Exercise requirements: From the entries below, work out the number of lines that hold the word "this", and give that number alone.

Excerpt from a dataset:
++++++++++++++++++++

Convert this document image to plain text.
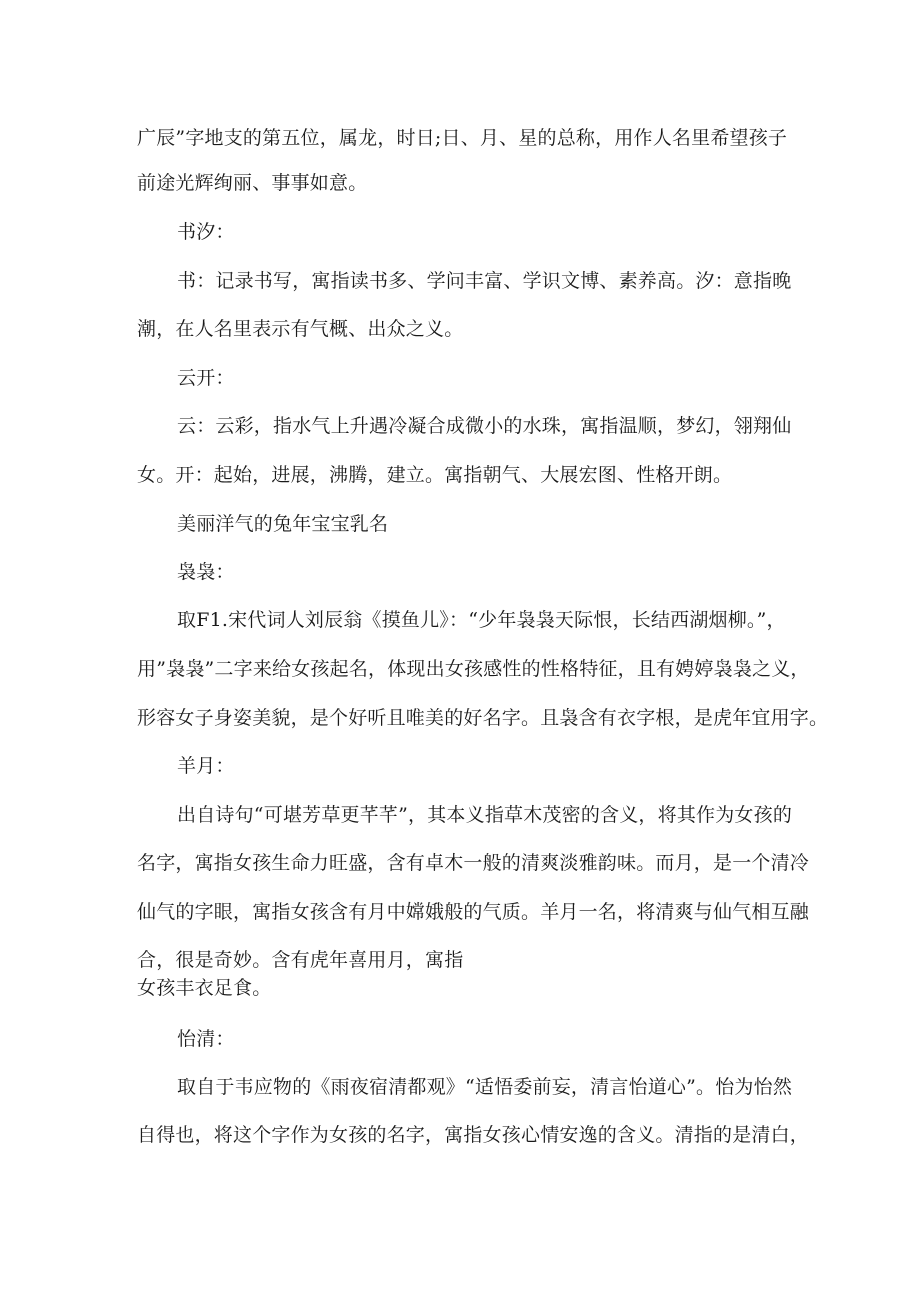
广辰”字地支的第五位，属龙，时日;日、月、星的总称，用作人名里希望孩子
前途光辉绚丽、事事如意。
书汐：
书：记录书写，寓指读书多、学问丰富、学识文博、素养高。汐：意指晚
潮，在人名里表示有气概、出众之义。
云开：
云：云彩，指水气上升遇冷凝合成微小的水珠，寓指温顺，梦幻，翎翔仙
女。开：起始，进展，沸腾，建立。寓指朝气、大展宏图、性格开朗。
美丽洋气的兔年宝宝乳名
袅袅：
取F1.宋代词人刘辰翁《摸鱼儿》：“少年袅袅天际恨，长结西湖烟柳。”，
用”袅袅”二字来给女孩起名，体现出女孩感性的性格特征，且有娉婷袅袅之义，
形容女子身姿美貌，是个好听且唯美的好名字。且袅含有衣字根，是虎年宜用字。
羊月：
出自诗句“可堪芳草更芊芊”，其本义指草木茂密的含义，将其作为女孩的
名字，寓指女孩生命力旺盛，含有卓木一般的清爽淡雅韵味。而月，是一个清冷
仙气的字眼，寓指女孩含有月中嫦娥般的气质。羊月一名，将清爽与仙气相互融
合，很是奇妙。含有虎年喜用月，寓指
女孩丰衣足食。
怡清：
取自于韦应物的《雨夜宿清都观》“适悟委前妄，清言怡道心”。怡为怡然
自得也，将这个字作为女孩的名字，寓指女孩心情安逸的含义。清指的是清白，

++++++++++++++++++++

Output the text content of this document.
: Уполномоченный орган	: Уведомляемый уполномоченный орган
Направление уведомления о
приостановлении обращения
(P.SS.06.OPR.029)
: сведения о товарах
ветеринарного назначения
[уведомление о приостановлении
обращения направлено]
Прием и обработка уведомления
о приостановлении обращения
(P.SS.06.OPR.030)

++++++++++++++++++++

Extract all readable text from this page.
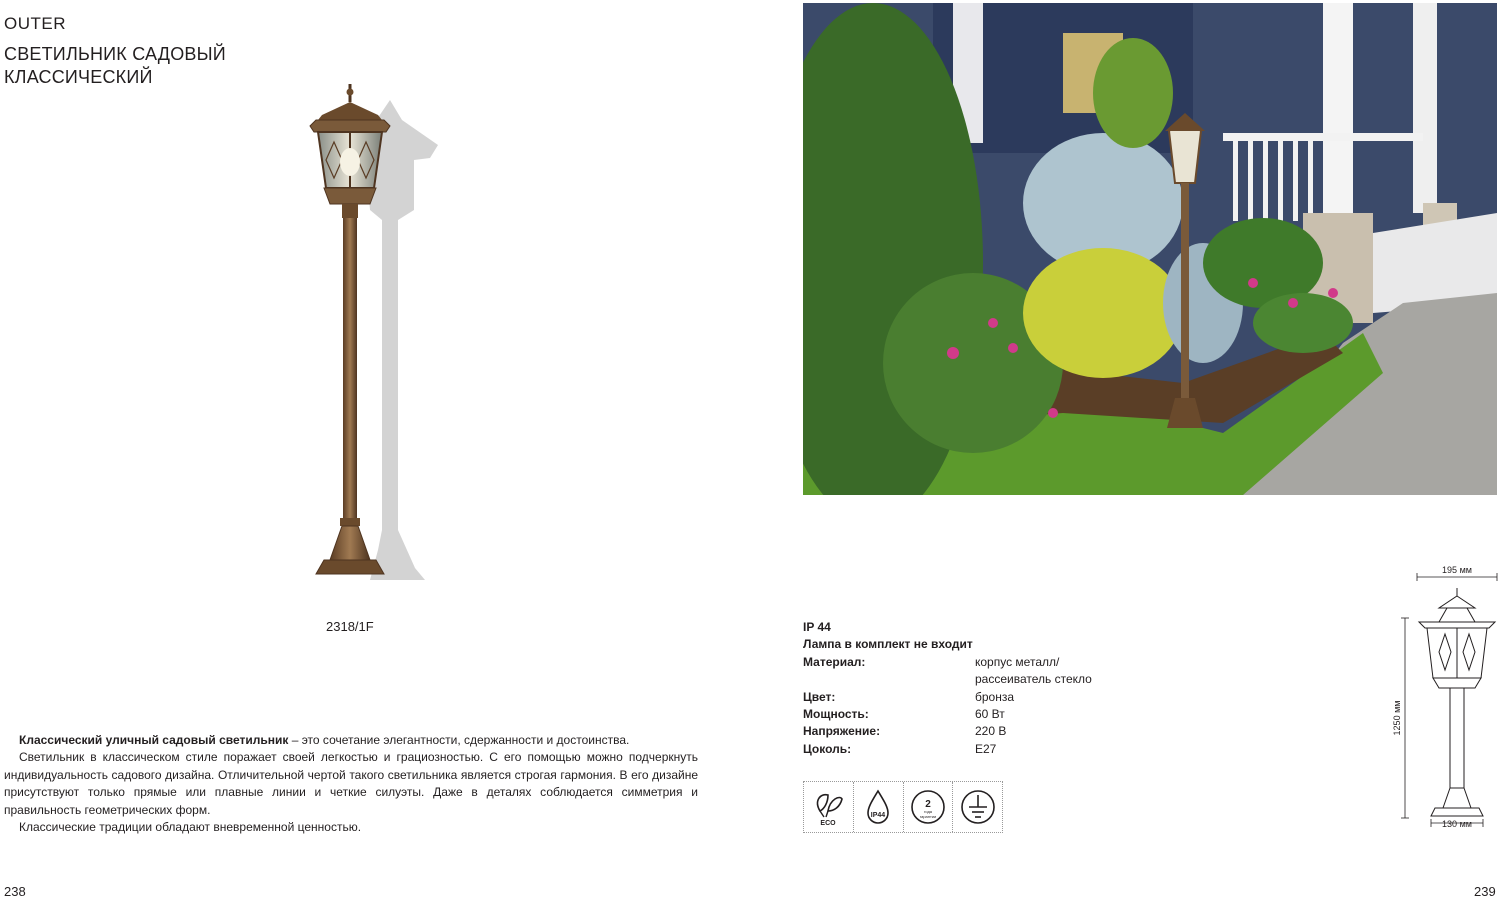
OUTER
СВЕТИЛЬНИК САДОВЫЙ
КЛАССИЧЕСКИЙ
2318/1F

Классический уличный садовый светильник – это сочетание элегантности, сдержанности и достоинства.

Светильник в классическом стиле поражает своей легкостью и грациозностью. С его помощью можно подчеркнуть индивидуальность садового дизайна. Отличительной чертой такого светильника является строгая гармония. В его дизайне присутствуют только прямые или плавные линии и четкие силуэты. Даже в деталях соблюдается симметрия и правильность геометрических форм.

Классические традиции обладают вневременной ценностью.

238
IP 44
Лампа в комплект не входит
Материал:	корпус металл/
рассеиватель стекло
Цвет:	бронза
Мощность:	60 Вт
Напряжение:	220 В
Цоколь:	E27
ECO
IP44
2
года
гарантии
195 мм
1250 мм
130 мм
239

++++++++++++++++++++

Exercise solution: 3